Raw data.
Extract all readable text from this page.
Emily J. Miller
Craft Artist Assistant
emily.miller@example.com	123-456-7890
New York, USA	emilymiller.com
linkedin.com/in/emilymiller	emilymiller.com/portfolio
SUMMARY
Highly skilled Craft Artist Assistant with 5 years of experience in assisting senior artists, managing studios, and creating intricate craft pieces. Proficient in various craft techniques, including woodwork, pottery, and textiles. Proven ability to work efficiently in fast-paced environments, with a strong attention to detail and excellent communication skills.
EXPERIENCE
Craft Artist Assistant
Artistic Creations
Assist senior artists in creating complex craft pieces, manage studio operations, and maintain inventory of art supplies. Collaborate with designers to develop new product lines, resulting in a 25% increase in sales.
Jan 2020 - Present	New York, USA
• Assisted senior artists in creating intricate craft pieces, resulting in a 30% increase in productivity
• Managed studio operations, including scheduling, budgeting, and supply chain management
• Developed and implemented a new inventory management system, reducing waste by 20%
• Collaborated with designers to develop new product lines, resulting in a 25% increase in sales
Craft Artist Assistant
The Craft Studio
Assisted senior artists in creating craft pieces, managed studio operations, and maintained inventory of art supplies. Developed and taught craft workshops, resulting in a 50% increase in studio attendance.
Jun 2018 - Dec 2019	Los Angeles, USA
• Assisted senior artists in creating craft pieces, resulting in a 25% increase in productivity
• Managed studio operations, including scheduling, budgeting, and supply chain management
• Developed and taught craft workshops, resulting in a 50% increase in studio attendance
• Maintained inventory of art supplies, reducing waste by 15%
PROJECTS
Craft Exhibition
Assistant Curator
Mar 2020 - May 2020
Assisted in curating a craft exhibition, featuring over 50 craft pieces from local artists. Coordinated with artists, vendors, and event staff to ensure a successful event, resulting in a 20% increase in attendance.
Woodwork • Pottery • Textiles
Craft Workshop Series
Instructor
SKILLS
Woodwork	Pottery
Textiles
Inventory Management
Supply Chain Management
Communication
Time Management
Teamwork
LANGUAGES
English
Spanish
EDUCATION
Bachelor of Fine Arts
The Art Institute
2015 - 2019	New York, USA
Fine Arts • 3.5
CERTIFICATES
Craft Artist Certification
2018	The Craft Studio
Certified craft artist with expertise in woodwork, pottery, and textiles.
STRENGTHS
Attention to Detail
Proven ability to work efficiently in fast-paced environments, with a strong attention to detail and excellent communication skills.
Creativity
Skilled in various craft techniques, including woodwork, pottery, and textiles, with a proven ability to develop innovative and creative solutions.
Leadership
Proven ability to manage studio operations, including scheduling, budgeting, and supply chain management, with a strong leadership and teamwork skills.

Your goal.
Review the material and copy each line in which the word "supplies" appears.

Response below.
Assist senior artists in creating complex craft pieces, manage studio operations, and maintain inventory of art supplies. Collaborate with designers to develop new product lines, resulting in a 25% increase in sales.
Assisted senior artists in creating craft pieces, managed studio operations, and maintained inventory of art supplies. Developed and taught craft workshops, resulting in a 50% increase in studio attendance.
• Maintained inventory of art supplies, reducing waste by 15%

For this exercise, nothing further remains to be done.